• _SHORT PROBLEM_: Copy out the data below as written; omit any images.

==== RECORDS FOR THIS TASK ====

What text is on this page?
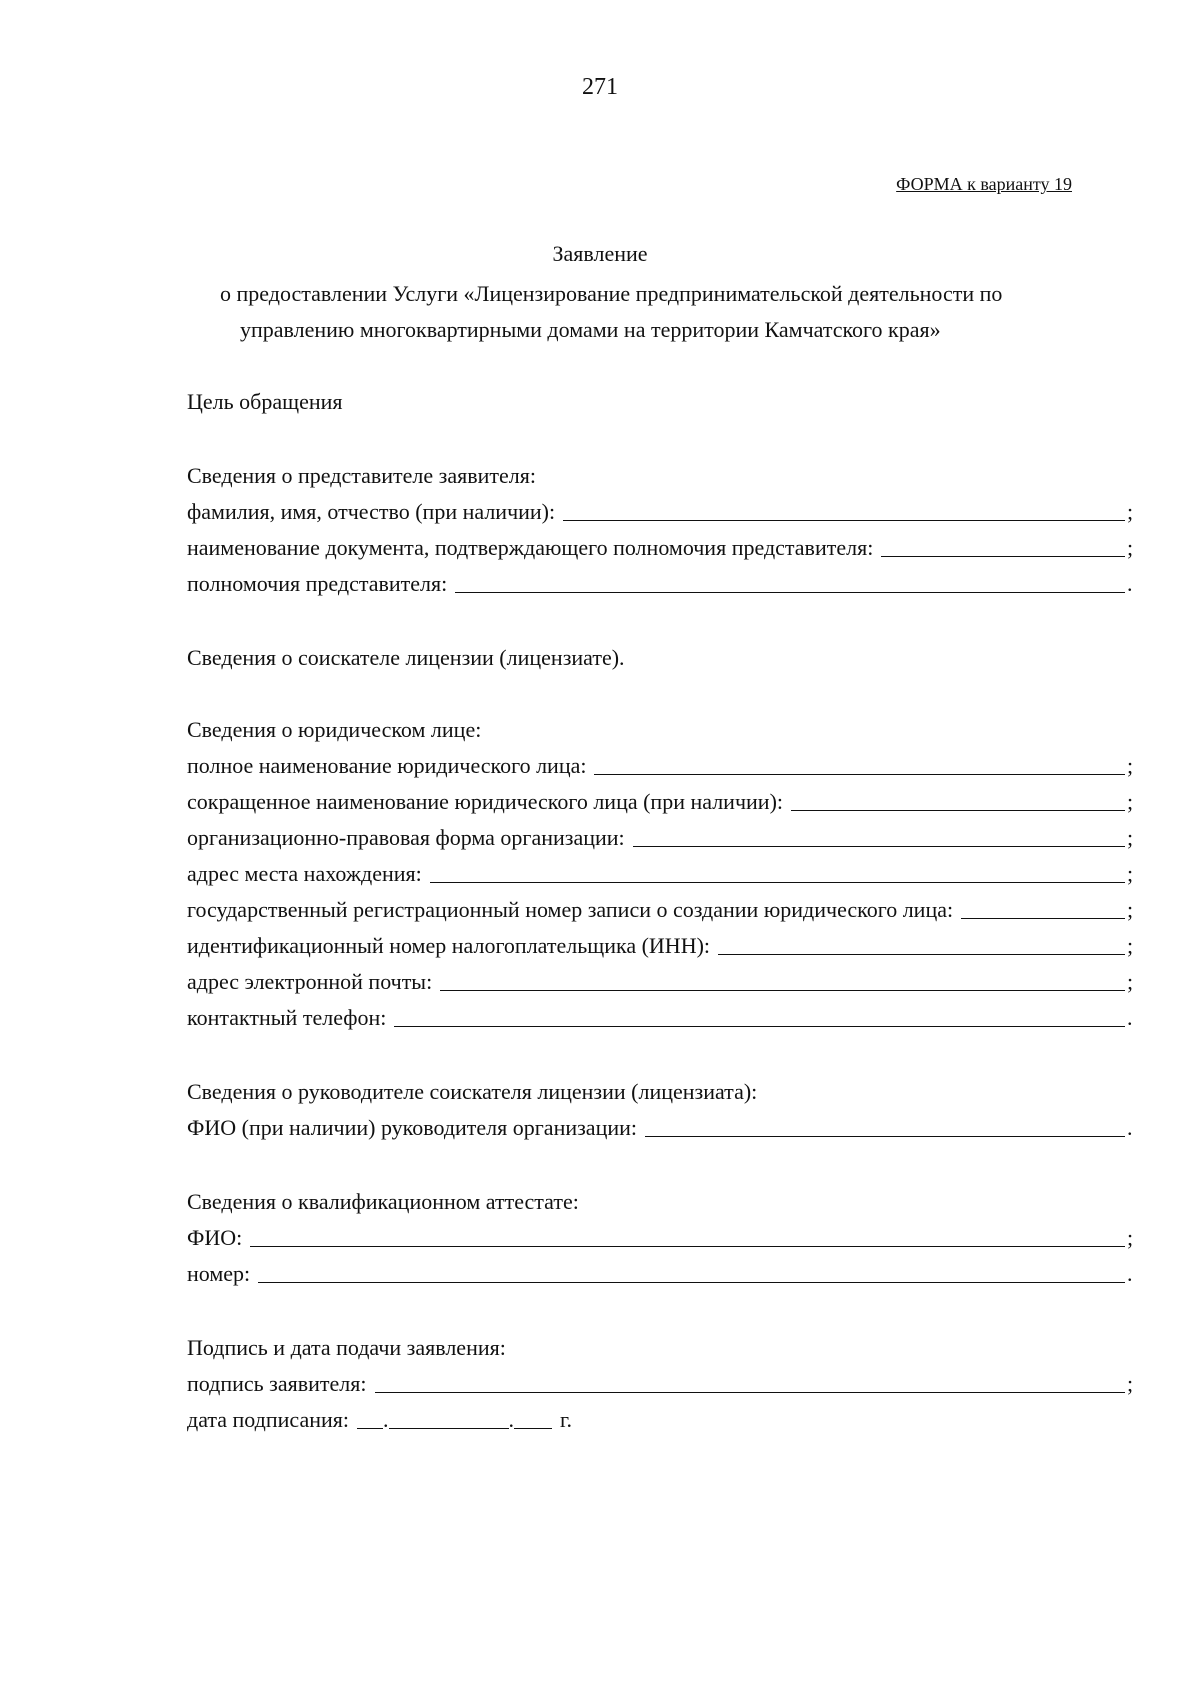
271
ФОРМА к варианту 19
Заявление
о предоставлении Услуги «Лицензирование предпринимательской деятельности по
управлению многоквартирными домами на территории Камчатского края»
Цель обращения
Сведения о представителе заявителя:
фамилия, имя, отчество (при наличии):	;
наименование документа, подтверждающего полномочия представителя:	;
полномочия представителя:	.
Сведения о соискателе лицензии (лицензиате).
Сведения о юридическом лице:
полное наименование юридического лица:	;
сокращенное наименование юридического лица (при наличии):	;
организационно-правовая форма организации:	;
адрес места нахождения:	;
государственный регистрационный номер записи о создании юридического лица:	;
идентификационный номер налогоплательщика (ИНН):	;
адрес электронной почты:	;
контактный телефон:	.
Сведения о руководителе соискателя лицензии (лицензиата):
ФИО (при наличии) руководителя организации:	.
Сведения о квалификационном аттестате:
ФИО:	;
номер:	.
Подпись и дата подачи заявления:
подпись заявителя:	;
дата подписания: .	. г.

====

• _CORRECT ANSWER_:
What text is on this page?
271
ФОРМА к варианту 19
Заявление
о предоставлении Услуги «Лицензирование предпринимательской деятельности по
управлению многоквартирными домами на территории Камчатского края»
Цель обращения
Сведения о представителе заявителя:
фамилия, имя, отчество (при наличии):	;
наименование документа, подтверждающего полномочия представителя:	;
полномочия представителя:	.
Сведения о соискателе лицензии (лицензиате).
Сведения о юридическом лице:
полное наименование юридического лица:	;
сокращенное наименование юридического лица (при наличии):	;
организационно-правовая форма организации:	;
адрес места нахождения:	;
государственный регистрационный номер записи о создании юридического лица:	;
идентификационный номер налогоплательщика (ИНН):	;
адрес электронной почты:	;
контактный телефон:	.
Сведения о руководителе соискателя лицензии (лицензиата):
ФИО (при наличии) руководителя организации:	.
Сведения о квалификационном аттестате:
ФИО:	;
номер:	.
Подпись и дата подачи заявления:
подпись заявителя:	;
дата подписания: .	. г.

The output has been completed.